[Layout listing]
§ §

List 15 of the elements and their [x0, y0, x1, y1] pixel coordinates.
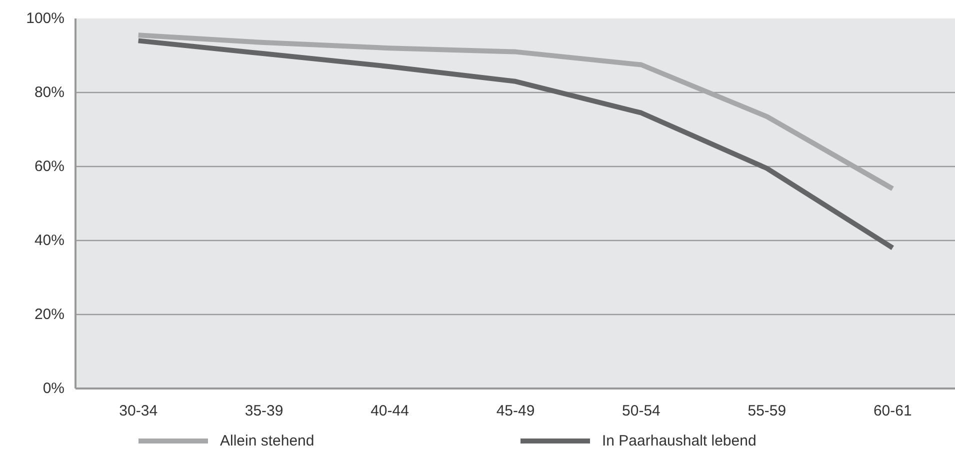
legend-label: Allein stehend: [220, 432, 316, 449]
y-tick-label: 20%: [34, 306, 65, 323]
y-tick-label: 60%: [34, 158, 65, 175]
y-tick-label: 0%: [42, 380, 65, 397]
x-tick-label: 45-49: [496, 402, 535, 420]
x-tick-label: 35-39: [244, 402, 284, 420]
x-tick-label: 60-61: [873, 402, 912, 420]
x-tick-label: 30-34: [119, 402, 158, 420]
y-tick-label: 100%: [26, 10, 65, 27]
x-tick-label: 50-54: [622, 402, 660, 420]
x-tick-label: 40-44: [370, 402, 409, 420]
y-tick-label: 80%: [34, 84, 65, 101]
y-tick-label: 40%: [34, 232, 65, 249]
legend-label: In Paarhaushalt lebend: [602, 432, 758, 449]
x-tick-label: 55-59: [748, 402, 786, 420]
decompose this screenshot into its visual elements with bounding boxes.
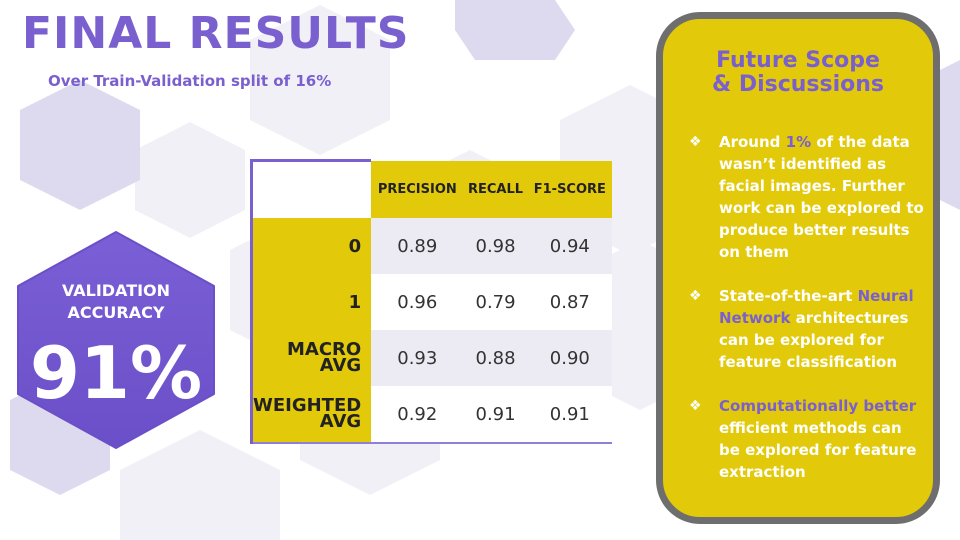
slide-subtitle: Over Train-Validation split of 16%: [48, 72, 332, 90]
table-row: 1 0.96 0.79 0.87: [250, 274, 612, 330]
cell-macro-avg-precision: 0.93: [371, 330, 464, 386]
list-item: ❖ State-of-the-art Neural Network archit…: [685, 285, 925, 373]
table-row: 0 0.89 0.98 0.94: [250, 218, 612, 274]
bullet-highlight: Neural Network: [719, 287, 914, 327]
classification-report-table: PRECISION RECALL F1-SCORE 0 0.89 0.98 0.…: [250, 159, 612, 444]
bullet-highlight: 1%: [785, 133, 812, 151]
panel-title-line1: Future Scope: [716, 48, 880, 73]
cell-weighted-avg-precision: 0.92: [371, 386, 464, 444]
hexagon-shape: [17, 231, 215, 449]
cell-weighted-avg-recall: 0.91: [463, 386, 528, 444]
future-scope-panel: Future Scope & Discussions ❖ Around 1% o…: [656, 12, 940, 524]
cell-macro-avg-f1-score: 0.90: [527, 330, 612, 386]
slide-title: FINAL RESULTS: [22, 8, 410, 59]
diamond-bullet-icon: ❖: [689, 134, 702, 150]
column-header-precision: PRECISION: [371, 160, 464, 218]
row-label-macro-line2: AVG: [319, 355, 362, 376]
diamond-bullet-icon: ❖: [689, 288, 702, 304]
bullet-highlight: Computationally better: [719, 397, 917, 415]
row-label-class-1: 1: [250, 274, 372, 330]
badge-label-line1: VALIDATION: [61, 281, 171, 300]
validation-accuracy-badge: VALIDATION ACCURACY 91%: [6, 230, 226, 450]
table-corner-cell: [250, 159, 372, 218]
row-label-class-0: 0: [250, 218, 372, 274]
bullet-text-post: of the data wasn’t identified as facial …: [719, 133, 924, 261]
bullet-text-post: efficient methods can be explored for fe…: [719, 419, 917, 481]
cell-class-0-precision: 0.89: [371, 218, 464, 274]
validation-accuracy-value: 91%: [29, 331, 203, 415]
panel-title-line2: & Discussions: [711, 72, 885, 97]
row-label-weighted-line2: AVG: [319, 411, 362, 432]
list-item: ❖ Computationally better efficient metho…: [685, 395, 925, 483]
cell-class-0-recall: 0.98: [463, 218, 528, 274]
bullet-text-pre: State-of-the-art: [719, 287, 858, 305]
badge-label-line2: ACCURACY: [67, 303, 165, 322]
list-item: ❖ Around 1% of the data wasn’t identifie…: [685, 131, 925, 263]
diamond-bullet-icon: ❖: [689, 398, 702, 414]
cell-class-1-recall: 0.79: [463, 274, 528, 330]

§ §

• Task statement: Print the lines of the listing above, starting with the line that contains "slide-subtitle: Over Train-Validation" and going on through the line that contains "bullet-highlight: Neural Network: [719, 287, 914, 327]", copying each one character for character.

• Task answer:
slide-subtitle: Over Train-Validation split of 16%: [48, 72, 332, 90]
table-row: 1 0.96 0.79 0.87: [250, 274, 612, 330]
cell-macro-avg-precision: 0.93: [371, 330, 464, 386]
list-item: ❖ State-of-the-art Neural Network archit…: [685, 285, 925, 373]
table-row: 0 0.89 0.98 0.94: [250, 218, 612, 274]
bullet-highlight: Neural Network: [719, 287, 914, 327]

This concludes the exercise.